-- START OF Given records --
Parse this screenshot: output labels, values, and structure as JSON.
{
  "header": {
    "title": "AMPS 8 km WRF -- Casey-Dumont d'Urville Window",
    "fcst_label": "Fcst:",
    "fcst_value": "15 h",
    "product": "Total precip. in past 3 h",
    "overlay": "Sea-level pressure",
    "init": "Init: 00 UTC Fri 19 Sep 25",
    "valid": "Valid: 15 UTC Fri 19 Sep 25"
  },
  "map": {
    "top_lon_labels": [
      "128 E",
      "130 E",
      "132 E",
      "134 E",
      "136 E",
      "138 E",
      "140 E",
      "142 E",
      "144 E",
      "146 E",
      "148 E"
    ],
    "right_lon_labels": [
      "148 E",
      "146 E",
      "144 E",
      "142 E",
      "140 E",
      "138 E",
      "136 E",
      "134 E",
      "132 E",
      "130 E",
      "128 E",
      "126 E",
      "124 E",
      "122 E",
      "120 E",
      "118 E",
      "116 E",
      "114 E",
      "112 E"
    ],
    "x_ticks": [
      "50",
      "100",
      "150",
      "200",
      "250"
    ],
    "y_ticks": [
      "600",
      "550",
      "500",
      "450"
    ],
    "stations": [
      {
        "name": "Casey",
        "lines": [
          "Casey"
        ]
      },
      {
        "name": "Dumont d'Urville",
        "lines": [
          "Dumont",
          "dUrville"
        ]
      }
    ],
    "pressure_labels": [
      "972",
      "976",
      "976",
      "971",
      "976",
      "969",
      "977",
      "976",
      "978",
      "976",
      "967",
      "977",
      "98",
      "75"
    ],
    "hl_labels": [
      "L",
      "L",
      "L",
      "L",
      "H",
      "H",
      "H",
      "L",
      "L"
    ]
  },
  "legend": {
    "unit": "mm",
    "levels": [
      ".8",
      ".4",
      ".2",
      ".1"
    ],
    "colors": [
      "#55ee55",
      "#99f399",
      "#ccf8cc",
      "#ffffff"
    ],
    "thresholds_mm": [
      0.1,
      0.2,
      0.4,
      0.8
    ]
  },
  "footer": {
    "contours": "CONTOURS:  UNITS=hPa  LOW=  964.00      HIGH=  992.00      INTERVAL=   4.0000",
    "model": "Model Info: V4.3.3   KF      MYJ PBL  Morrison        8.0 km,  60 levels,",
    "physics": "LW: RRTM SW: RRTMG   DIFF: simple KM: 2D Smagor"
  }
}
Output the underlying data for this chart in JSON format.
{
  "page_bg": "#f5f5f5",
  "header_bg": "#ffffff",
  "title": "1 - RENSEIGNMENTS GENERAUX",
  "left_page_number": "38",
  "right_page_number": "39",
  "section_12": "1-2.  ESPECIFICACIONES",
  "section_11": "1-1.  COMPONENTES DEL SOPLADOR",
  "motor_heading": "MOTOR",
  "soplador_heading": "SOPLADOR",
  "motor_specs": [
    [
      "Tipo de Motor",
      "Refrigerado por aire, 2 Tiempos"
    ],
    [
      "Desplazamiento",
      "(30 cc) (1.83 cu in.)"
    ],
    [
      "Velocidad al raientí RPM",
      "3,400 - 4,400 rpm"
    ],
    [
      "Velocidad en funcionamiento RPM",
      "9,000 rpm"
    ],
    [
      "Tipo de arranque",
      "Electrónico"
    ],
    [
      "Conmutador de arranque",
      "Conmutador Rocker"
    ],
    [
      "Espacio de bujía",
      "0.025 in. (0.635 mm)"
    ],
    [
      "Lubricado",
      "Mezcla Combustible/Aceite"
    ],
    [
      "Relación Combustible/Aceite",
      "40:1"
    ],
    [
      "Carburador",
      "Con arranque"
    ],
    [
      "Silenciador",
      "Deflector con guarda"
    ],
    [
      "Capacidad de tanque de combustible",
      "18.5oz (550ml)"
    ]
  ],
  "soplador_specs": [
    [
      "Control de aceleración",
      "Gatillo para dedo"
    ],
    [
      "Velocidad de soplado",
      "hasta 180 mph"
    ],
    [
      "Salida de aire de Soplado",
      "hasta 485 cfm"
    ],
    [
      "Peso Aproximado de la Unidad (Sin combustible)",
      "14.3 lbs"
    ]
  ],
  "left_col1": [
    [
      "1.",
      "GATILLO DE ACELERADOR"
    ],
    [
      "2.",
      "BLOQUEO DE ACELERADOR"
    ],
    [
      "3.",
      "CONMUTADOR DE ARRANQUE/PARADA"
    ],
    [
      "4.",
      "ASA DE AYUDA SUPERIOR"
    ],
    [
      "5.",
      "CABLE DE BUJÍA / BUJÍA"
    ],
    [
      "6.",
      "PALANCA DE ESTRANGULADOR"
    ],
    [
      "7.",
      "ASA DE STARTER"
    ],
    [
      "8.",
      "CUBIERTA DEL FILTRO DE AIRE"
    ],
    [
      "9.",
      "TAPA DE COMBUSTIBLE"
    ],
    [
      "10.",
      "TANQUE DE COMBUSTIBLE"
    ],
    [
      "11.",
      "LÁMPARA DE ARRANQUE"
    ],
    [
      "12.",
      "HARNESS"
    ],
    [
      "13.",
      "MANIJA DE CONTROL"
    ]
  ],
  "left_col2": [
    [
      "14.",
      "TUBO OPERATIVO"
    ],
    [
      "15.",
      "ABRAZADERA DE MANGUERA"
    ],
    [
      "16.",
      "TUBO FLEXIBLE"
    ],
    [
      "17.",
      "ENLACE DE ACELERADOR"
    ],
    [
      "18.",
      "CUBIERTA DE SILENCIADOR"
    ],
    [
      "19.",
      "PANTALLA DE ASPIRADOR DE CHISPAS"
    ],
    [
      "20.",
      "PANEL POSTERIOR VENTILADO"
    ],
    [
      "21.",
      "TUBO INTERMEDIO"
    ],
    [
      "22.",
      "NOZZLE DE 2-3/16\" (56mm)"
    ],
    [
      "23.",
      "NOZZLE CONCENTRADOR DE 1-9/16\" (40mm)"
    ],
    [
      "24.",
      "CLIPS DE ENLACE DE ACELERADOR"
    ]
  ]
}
-- END OF Given records --
Task:
Restate all of the entries above precisely.

Solution to this exercise:
Parse this screenshot: output labels, values, and structure as JSON.
{
  "header": {
    "title": "AMPS 8 km WRF -- Casey-Dumont d'Urville Window",
    "fcst_label": "Fcst:",
    "fcst_value": "15 h",
    "product": "Total precip. in past 3 h",
    "overlay": "Sea-level pressure",
    "init": "Init: 00 UTC Fri 19 Sep 25",
    "valid": "Valid: 15 UTC Fri 19 Sep 25"
  },
  "map": {
    "top_lon_labels": [
      "128 E",
      "130 E",
      "132 E",
      "134 E",
      "136 E",
      "138 E",
      "140 E",
      "142 E",
      "144 E",
      "146 E",
      "148 E"
    ],
    "right_lon_labels": [
      "148 E",
      "146 E",
      "144 E",
      "142 E",
      "140 E",
      "138 E",
      "136 E",
      "134 E",
      "132 E",
      "130 E",
      "128 E",
      "126 E",
      "124 E",
      "122 E",
      "120 E",
      "118 E",
      "116 E",
      "114 E",
      "112 E"
    ],
    "x_ticks": [
      "50",
      "100",
      "150",
      "200",
      "250"
    ],
    "y_ticks": [
      "600",
      "550",
      "500",
      "450"
    ],
    "stations": [
      {
        "name": "Casey",
        "lines": [
          "Casey"
        ]
      },
      {
        "name": "Dumont d'Urville",
        "lines": [
          "Dumont",
          "dUrville"
        ]
      }
    ],
    "pressure_labels": [
      "972",
      "976",
      "976",
      "971",
      "976",
      "969",
      "977",
      "976",
      "978",
      "976",
      "967",
      "977",
      "98",
      "75"
    ],
    "hl_labels": [
      "L",
      "L",
      "L",
      "L",
      "H",
      "H",
      "H",
      "L",
      "L"
    ]
  },
  "legend": {
    "unit": "mm",
    "levels": [
      ".8",
      ".4",
      ".2",
      ".1"
    ],
    "colors": [
      "#55ee55",
      "#99f399",
      "#ccf8cc",
      "#ffffff"
    ],
    "thresholds_mm": [
      0.1,
      0.2,
      0.4,
      0.8
    ]
  },
  "footer": {
    "contours": "CONTOURS:  UNITS=hPa  LOW=  964.00      HIGH=  992.00      INTERVAL=   4.0000",
    "model": "Model Info: V4.3.3   KF      MYJ PBL  Morrison        8.0 km,  60 levels,",
    "physics": "LW: RRTM SW: RRTMG   DIFF: simple KM: 2D Smagor"
  }
}
Output the underlying data for this chart in JSON format.
{
  "page_bg": "#f5f5f5",
  "header_bg": "#ffffff",
  "title": "1 - RENSEIGNMENTS GENERAUX",
  "left_page_number": "38",
  "right_page_number": "39",
  "section_12": "1-2.  ESPECIFICACIONES",
  "section_11": "1-1.  COMPONENTES DEL SOPLADOR",
  "motor_heading": "MOTOR",
  "soplador_heading": "SOPLADOR",
  "motor_specs": [
    [
      "Tipo de Motor",
      "Refrigerado por aire, 2 Tiempos"
    ],
    [
      "Desplazamiento",
      "(30 cc) (1.83 cu in.)"
    ],
    [
      "Velocidad al raientí RPM",
      "3,400 - 4,400 rpm"
    ],
    [
      "Velocidad en funcionamiento RPM",
      "9,000 rpm"
    ],
    [
      "Tipo de arranque",
      "Electrónico"
    ],
    [
      "Conmutador de arranque",
      "Conmutador Rocker"
    ],
    [
      "Espacio de bujía",
      "0.025 in. (0.635 mm)"
    ],
    [
      "Lubricado",
      "Mezcla Combustible/Aceite"
    ],
    [
      "Relación Combustible/Aceite",
      "40:1"
    ],
    [
      "Carburador",
      "Con arranque"
    ],
    [
      "Silenciador",
      "Deflector con guarda"
    ],
    [
      "Capacidad de tanque de combustible",
      "18.5oz (550ml)"
    ]
  ],
  "soplador_specs": [
    [
      "Control de aceleración",
      "Gatillo para dedo"
    ],
    [
      "Velocidad de soplado",
      "hasta 180 mph"
    ],
    [
      "Salida de aire de Soplado",
      "hasta 485 cfm"
    ],
    [
      "Peso Aproximado de la Unidad (Sin combustible)",
      "14.3 lbs"
    ]
  ],
  "left_col1": [
    [
      "1.",
      "GATILLO DE ACELERADOR"
    ],
    [
      "2.",
      "BLOQUEO DE ACELERADOR"
    ],
    [
      "3.",
      "CONMUTADOR DE ARRANQUE/PARADA"
    ],
    [
      "4.",
      "ASA DE AYUDA SUPERIOR"
    ],
    [
      "5.",
      "CABLE DE BUJÍA / BUJÍA"
    ],
    [
      "6.",
      "PALANCA DE ESTRANGULADOR"
    ],
    [
      "7.",
      "ASA DE STARTER"
    ],
    [
      "8.",
      "CUBIERTA DEL FILTRO DE AIRE"
    ],
    [
      "9.",
      "TAPA DE COMBUSTIBLE"
    ],
    [
      "10.",
      "TANQUE DE COMBUSTIBLE"
    ],
    [
      "11.",
      "LÁMPARA DE ARRANQUE"
    ],
    [
      "12.",
      "HARNESS"
    ],
    [
      "13.",
      "MANIJA DE CONTROL"
    ]
  ],
  "left_col2": [
    [
      "14.",
      "TUBO OPERATIVO"
    ],
    [
      "15.",
      "ABRAZADERA DE MANGUERA"
    ],
    [
      "16.",
      "TUBO FLEXIBLE"
    ],
    [
      "17.",
      "ENLACE DE ACELERADOR"
    ],
    [
      "18.",
      "CUBIERTA DE SILENCIADOR"
    ],
    [
      "19.",
      "PANTALLA DE ASPIRADOR DE CHISPAS"
    ],
    [
      "20.",
      "PANEL POSTERIOR VENTILADO"
    ],
    [
      "21.",
      "TUBO INTERMEDIO"
    ],
    [
      "22.",
      "NOZZLE DE 2-3/16\" (56mm)"
    ],
    [
      "23.",
      "NOZZLE CONCENTRADOR DE 1-9/16\" (40mm)"
    ],
    [
      "24.",
      "CLIPS DE ENLACE DE ACELERADOR"
    ]
  ]
}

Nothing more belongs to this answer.